━━ Stored data
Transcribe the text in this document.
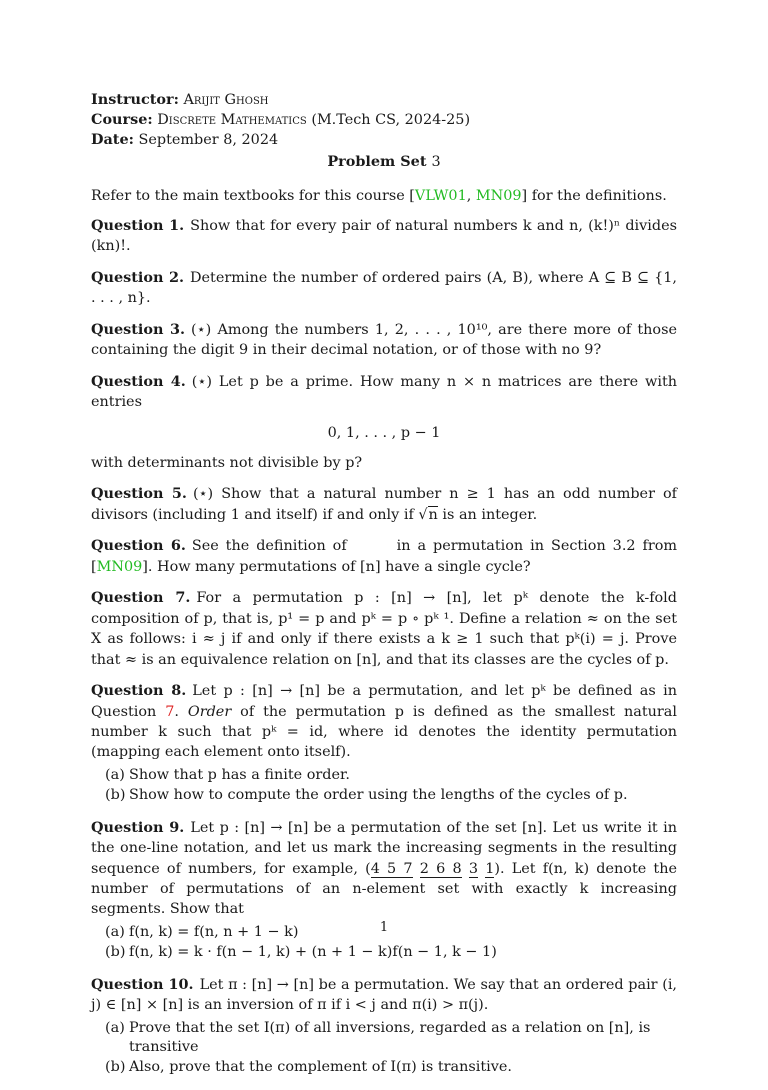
Instructor: Arijit Ghosh
Course: Discrete Mathematics (M.Tech CS, 2024-25)
Date: September 8, 2024
Problem Set 3

Refer to the main textbooks for this course [VLW01, MN09] for the definitions.

Question 1. Show that for every pair of natural numbers k and n, (k!)ⁿ divides (kn)!.
Question 2. Determine the number of ordered pairs (A, B), where A ⊆ B ⊆ {1, . . . , n}.
Question 3. (⋆) Among the numbers 1, 2, . . . , 10¹⁰, are there more of those containing the digit 9 in their decimal notation, or of those with no 9?
Question 4. (⋆) Let p be a prime. How many n × n matrices are there with entries
0, 1, . . . , p − 1
with determinants not divisible by p?
Question 5. (⋆) Show that a natural number n ≥ 1 has an odd number of divisors (including 1 and itself) if and only if √n is an integer.
Question 6. See the definition of	in a permutation in Section 3.2 from [MN09]. How many permutations of [n] have a single cycle?
Question 7. For a permutation p : [n] → [n], let pᵏ denote the k-fold composition of p, that is, p¹ = p and pᵏ = p ∘ pᵏ ¹. Define a relation ≈ on the set X as follows: i ≈ j if and only if there exists a k ≥ 1 such that pᵏ(i) = j. Prove that ≈ is an equivalence relation on [n], and that its classes are the cycles of p.
Question 8. Let p : [n] → [n] be a permutation, and let pᵏ be defined as in Question 7. Order of the permutation p is defined as the smallest natural number k such that pᵏ = id, where id denotes the identity permutation (mapping each element onto itself).
(a) Show that p has a finite order.
(b) Show how to compute the order using the lengths of the cycles of p.
Question 9. Let p : [n] → [n] be a permutation of the set [n]. Let us write it in the one-line notation, and let us mark the increasing segments in the resulting sequence of numbers, for example, (4 5 7 2 6 8 3 1). Let f(n, k) denote the number of permutations of an n-element set with exactly k increasing segments. Show that
(a) f(n, k) = f(n, n + 1 − k)
(b) f(n, k) = k · f(n − 1, k) + (n + 1 − k)f(n − 1, k − 1)
Question 10. Let π : [n] → [n] be a permutation. We say that an ordered pair (i, j) ∈ [n] × [n] is an inversion of π if i < j and π(i) > π(j).
(a) Prove that the set I(π) of all inversions, regarded as a relation on [n], is transitive
(b) Also, prove that the complement of I(π) is transitive.
1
━━━━
_What you need to do_
Give the material again exactly as it is, but keep the pictures out.

_Result of the exercise_
Transcribe the text in this document.
Instructor: Arijit Ghosh
Course: Discrete Mathematics (M.Tech CS, 2024-25)
Date: September 8, 2024
Problem Set 3

Refer to the main textbooks for this course [VLW01, MN09] for the definitions.

Question 1. Show that for every pair of natural numbers k and n, (k!)ⁿ divides (kn)!.
Question 2. Determine the number of ordered pairs (A, B), where A ⊆ B ⊆ {1, . . . , n}.
Question 3. (⋆) Among the numbers 1, 2, . . . , 10¹⁰, are there more of those containing the digit 9 in their decimal notation, or of those with no 9?
Question 4. (⋆) Let p be a prime. How many n × n matrices are there with entries
0, 1, . . . , p − 1
with determinants not divisible by p?
Question 5. (⋆) Show that a natural number n ≥ 1 has an odd number of divisors (including 1 and itself) if and only if √n is an integer.
Question 6. See the definition of	in a permutation in Section 3.2 from [MN09]. How many permutations of [n] have a single cycle?
Question 7. For a permutation p : [n] → [n], let pᵏ denote the k-fold composition of p, that is, p¹ = p and pᵏ = p ∘ pᵏ ¹. Define a relation ≈ on the set X as follows: i ≈ j if and only if there exists a k ≥ 1 such that pᵏ(i) = j. Prove that ≈ is an equivalence relation on [n], and that its classes are the cycles of p.
Question 8. Let p : [n] → [n] be a permutation, and let pᵏ be defined as in Question 7. Order of the permutation p is defined as the smallest natural number k such that pᵏ = id, where id denotes the identity permutation (mapping each element onto itself).
(a) Show that p has a finite order.
(b) Show how to compute the order using the lengths of the cycles of p.
Question 9. Let p : [n] → [n] be a permutation of the set [n]. Let us write it in the one-line notation, and let us mark the increasing segments in the resulting sequence of numbers, for example, (4 5 7 2 6 8 3 1). Let f(n, k) denote the number of permutations of an n-element set with exactly k increasing segments. Show that
(a) f(n, k) = f(n, n + 1 − k)
(b) f(n, k) = k · f(n − 1, k) + (n + 1 − k)f(n − 1, k − 1)
Question 10. Let π : [n] → [n] be a permutation. We say that an ordered pair (i, j) ∈ [n] × [n] is an inversion of π if i < j and π(i) > π(j).
(a) Prove that the set I(π) of all inversions, regarded as a relation on [n], is transitive
(b) Also, prove that the complement of I(π) is transitive.
1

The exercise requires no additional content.